Goal | Look through the data for the string "have". Copy every line where it is found.

Raw records |
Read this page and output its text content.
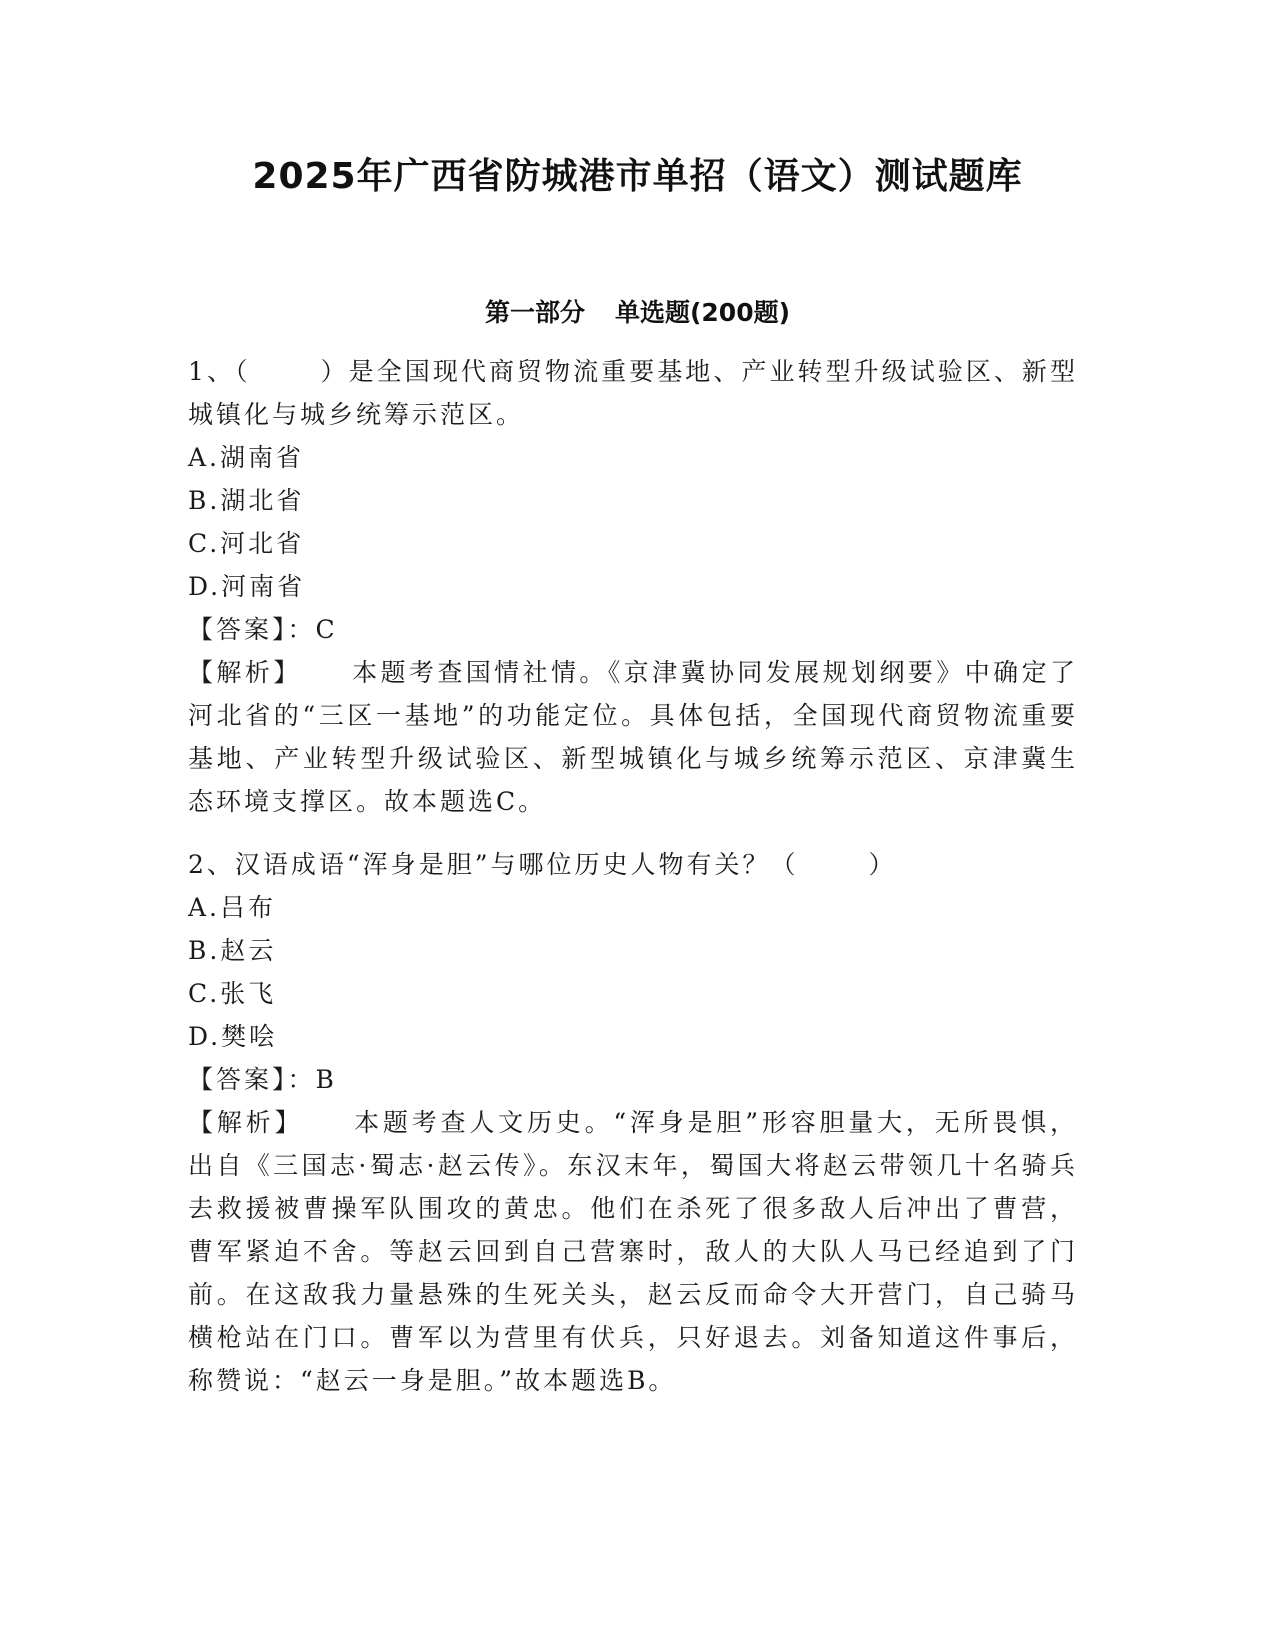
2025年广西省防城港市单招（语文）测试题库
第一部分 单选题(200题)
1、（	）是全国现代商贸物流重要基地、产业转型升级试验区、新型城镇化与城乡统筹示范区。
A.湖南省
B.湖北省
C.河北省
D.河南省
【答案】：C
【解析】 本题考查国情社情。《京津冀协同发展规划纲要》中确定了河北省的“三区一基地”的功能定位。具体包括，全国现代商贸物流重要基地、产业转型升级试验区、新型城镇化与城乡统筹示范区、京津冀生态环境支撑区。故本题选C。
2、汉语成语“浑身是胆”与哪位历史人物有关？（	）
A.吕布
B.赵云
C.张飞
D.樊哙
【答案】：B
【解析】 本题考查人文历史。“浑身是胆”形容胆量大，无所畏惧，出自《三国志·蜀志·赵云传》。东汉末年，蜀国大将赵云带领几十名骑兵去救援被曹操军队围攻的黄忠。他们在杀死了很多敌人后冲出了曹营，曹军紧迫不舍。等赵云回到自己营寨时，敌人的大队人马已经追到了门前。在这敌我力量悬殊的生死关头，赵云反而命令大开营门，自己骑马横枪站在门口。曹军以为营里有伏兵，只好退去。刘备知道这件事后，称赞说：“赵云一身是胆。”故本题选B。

---

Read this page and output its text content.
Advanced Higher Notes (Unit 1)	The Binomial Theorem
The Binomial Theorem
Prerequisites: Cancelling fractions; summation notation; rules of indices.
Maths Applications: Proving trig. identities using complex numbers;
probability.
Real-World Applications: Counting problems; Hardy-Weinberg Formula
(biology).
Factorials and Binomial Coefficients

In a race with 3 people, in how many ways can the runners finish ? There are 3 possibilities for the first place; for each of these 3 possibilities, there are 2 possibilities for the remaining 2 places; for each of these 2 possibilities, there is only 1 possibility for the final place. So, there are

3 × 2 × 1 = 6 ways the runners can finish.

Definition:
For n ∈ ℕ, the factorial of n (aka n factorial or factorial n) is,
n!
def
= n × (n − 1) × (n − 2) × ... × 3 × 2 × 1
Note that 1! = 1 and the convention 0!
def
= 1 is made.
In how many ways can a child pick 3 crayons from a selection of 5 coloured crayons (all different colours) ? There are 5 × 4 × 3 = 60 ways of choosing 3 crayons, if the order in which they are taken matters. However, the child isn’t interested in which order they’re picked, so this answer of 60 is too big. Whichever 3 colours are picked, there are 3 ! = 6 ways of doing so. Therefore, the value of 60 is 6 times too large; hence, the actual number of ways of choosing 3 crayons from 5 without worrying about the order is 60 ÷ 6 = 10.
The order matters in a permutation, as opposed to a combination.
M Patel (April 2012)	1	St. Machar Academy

...

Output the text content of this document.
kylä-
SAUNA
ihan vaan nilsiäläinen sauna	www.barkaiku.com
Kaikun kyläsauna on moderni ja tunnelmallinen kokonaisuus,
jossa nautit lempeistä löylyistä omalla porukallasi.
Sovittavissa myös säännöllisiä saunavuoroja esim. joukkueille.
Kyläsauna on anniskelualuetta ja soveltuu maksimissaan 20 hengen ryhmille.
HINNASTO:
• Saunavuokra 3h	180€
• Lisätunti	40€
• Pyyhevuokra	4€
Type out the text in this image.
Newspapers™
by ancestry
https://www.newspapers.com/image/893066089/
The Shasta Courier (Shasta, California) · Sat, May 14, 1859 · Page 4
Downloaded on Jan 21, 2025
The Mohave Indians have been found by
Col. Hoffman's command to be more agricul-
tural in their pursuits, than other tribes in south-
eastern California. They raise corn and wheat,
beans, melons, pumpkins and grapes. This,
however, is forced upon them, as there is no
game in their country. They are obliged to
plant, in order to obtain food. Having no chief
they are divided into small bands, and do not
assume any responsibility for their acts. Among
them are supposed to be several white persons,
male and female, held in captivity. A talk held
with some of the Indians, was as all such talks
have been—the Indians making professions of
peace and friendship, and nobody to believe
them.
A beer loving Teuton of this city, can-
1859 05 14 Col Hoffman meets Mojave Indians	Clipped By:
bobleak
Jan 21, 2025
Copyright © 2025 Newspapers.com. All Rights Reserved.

Output of the task |
The Mohave Indians have been found by
have been—the Indians making professions of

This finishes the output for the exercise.